# WHAT YOU HAVE TO DO
Output the full listing below exactly as it reads, and skip anything that is a picture.

Dataset records
>>
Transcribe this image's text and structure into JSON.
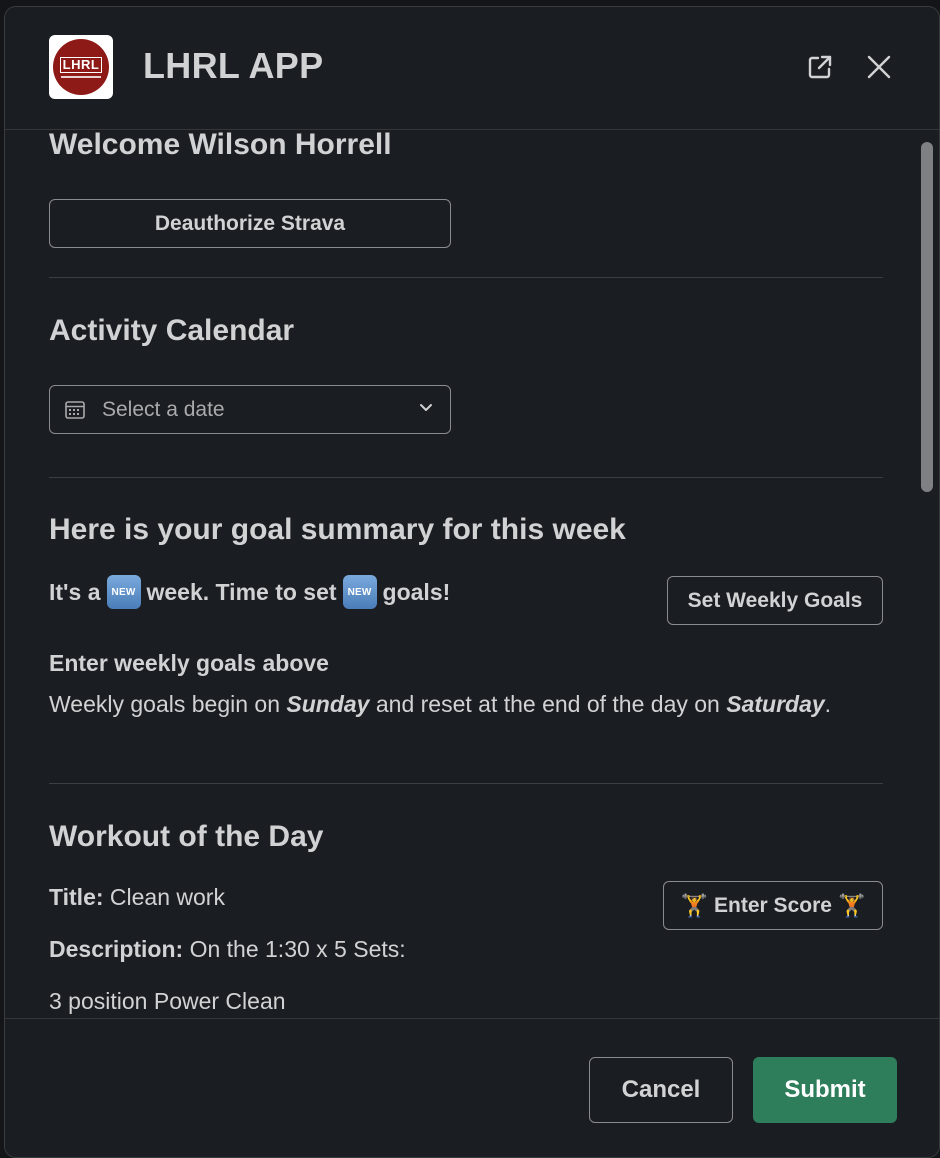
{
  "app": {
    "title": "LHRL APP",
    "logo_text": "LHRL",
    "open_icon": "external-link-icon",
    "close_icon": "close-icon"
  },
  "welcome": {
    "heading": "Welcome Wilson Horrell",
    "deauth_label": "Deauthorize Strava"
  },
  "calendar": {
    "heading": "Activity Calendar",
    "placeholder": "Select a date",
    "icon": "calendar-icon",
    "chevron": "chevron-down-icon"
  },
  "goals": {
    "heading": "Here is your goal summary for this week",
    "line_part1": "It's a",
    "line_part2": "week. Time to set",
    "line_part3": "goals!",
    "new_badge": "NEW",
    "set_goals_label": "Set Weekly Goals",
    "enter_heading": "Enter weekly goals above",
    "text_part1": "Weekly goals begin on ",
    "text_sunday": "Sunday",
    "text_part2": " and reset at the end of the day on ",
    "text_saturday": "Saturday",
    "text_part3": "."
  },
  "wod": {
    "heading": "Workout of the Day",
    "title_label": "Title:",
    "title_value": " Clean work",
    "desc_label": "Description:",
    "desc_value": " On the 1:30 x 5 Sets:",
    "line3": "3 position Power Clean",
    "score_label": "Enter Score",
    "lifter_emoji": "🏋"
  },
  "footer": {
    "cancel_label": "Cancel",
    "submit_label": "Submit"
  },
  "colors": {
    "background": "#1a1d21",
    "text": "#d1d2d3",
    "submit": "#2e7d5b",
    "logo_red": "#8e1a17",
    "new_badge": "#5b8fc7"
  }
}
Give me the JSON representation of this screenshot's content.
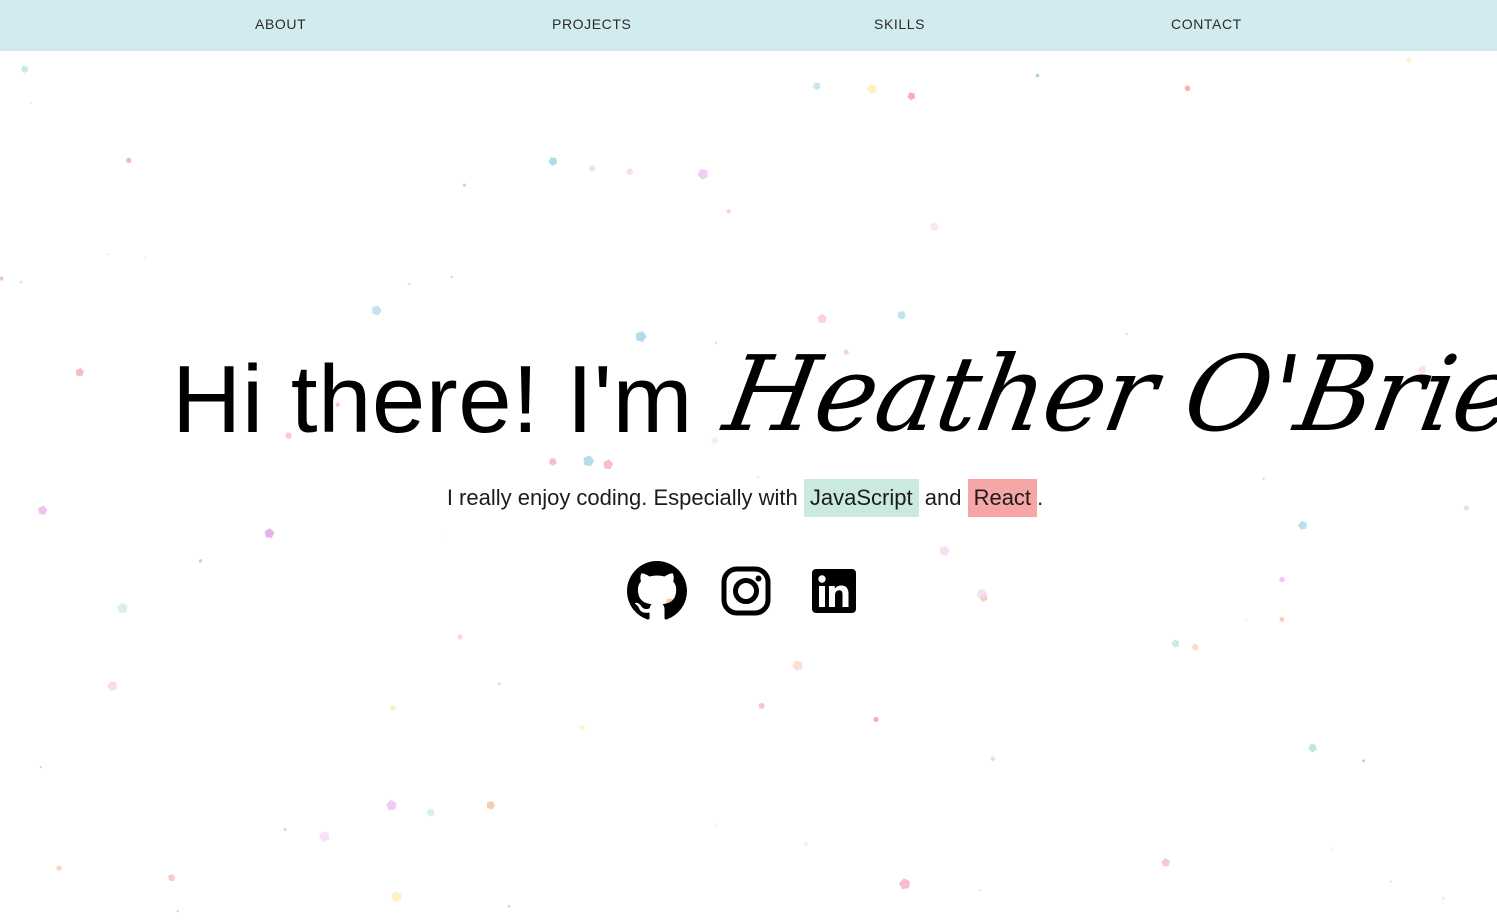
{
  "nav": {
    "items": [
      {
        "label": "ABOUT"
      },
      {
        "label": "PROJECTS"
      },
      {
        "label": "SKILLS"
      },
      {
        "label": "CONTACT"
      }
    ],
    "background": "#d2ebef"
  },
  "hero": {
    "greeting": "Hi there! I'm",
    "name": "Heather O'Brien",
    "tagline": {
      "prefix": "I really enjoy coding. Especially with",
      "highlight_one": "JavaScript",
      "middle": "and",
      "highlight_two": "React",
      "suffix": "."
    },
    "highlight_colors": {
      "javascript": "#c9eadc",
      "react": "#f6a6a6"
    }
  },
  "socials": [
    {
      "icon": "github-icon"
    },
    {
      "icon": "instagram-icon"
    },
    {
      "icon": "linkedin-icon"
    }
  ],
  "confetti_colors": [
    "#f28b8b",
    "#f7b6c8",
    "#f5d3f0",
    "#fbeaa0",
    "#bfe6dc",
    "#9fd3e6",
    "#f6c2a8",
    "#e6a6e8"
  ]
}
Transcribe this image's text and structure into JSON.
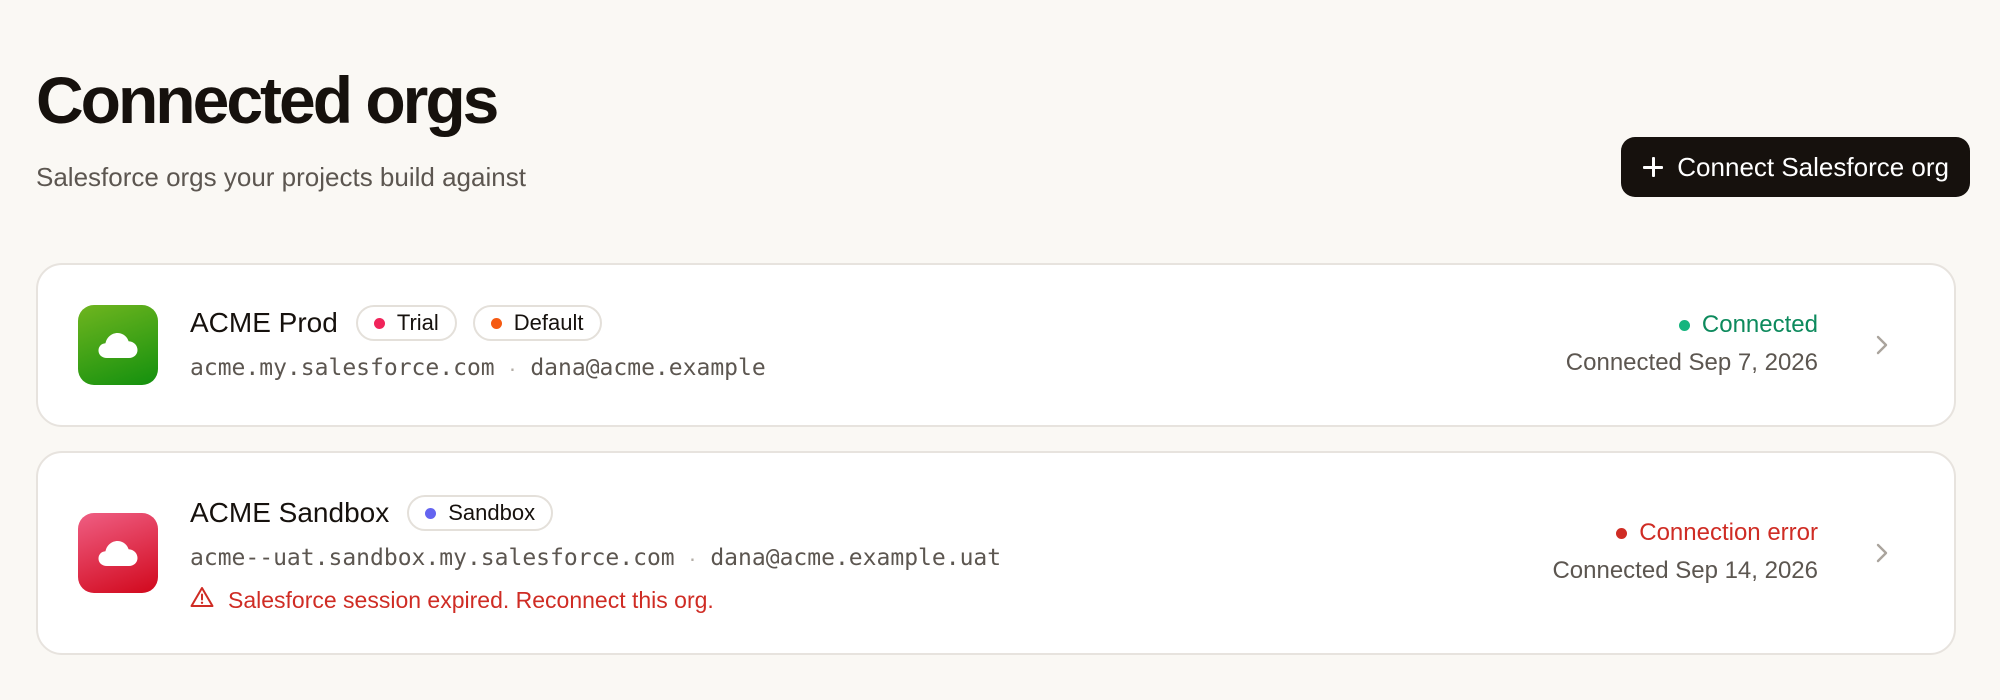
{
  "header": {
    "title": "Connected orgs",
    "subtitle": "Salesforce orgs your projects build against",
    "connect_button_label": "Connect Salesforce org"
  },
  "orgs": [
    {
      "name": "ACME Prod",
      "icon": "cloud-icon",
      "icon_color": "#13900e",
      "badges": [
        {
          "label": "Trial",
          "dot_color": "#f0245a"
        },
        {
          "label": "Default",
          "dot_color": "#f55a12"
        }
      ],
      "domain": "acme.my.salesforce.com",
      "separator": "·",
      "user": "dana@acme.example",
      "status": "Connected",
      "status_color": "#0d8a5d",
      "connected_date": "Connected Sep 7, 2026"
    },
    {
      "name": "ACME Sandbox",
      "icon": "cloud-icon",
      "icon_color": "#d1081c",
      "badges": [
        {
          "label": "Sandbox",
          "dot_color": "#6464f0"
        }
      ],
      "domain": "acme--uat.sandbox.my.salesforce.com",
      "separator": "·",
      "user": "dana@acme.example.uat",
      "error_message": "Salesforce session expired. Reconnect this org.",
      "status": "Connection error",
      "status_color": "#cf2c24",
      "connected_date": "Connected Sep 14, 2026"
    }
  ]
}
<<
# WORKED ANSWER
Transcribe this image's text and structure into JSON.
{
  "app": {
    "title": "LHRL APP",
    "logo_text": "LHRL",
    "open_icon": "external-link-icon",
    "close_icon": "close-icon"
  },
  "welcome": {
    "heading": "Welcome Wilson Horrell",
    "deauth_label": "Deauthorize Strava"
  },
  "calendar": {
    "heading": "Activity Calendar",
    "placeholder": "Select a date",
    "icon": "calendar-icon",
    "chevron": "chevron-down-icon"
  },
  "goals": {
    "heading": "Here is your goal summary for this week",
    "line_part1": "It's a",
    "line_part2": "week. Time to set",
    "line_part3": "goals!",
    "new_badge": "NEW",
    "set_goals_label": "Set Weekly Goals",
    "enter_heading": "Enter weekly goals above",
    "text_part1": "Weekly goals begin on ",
    "text_sunday": "Sunday",
    "text_part2": " and reset at the end of the day on ",
    "text_saturday": "Saturday",
    "text_part3": "."
  },
  "wod": {
    "heading": "Workout of the Day",
    "title_label": "Title:",
    "title_value": " Clean work",
    "desc_label": "Description:",
    "desc_value": " On the 1:30 x 5 Sets:",
    "line3": "3 position Power Clean",
    "score_label": "Enter Score",
    "lifter_emoji": "🏋"
  },
  "footer": {
    "cancel_label": "Cancel",
    "submit_label": "Submit"
  },
  "colors": {
    "background": "#1a1d21",
    "text": "#d1d2d3",
    "submit": "#2e7d5b",
    "logo_red": "#8e1a17",
    "new_badge": "#5b8fc7"
  }
}
Give me the JSON representation of this screenshot's content.
{
  "nav": {
    "items": [
      {
        "label": "ABOUT"
      },
      {
        "label": "PROJECTS"
      },
      {
        "label": "SKILLS"
      },
      {
        "label": "CONTACT"
      }
    ],
    "background": "#d2ebef"
  },
  "hero": {
    "greeting": "Hi there! I'm",
    "name": "Heather O'Brien",
    "tagline": {
      "prefix": "I really enjoy coding. Especially with",
      "highlight_one": "JavaScript",
      "middle": "and",
      "highlight_two": "React",
      "suffix": "."
    },
    "highlight_colors": {
      "javascript": "#c9eadc",
      "react": "#f6a6a6"
    }
  },
  "socials": [
    {
      "icon": "github-icon"
    },
    {
      "icon": "instagram-icon"
    },
    {
      "icon": "linkedin-icon"
    }
  ],
  "confetti_colors": [
    "#f28b8b",
    "#f7b6c8",
    "#f5d3f0",
    "#fbeaa0",
    "#bfe6dc",
    "#9fd3e6",
    "#f6c2a8",
    "#e6a6e8"
  ]
}
Transcribe this image's text and structure into JSON.
{
  "header": {
    "title": "Connected orgs",
    "subtitle": "Salesforce orgs your projects build against",
    "connect_button_label": "Connect Salesforce org"
  },
  "orgs": [
    {
      "name": "ACME Prod",
      "icon": "cloud-icon",
      "icon_color": "#13900e",
      "badges": [
        {
          "label": "Trial",
          "dot_color": "#f0245a"
        },
        {
          "label": "Default",
          "dot_color": "#f55a12"
        }
      ],
      "domain": "acme.my.salesforce.com",
      "separator": "·",
      "user": "dana@acme.example",
      "status": "Connected",
      "status_color": "#0d8a5d",
      "connected_date": "Connected Sep 7, 2026"
    },
    {
      "name": "ACME Sandbox",
      "icon": "cloud-icon",
      "icon_color": "#d1081c",
      "badges": [
        {
          "label": "Sandbox",
          "dot_color": "#6464f0"
        }
      ],
      "domain": "acme--uat.sandbox.my.salesforce.com",
      "separator": "·",
      "user": "dana@acme.example.uat",
      "error_message": "Salesforce session expired. Reconnect this org.",
      "status": "Connection error",
      "status_color": "#cf2c24",
      "connected_date": "Connected Sep 14, 2026"
    }
  ]
}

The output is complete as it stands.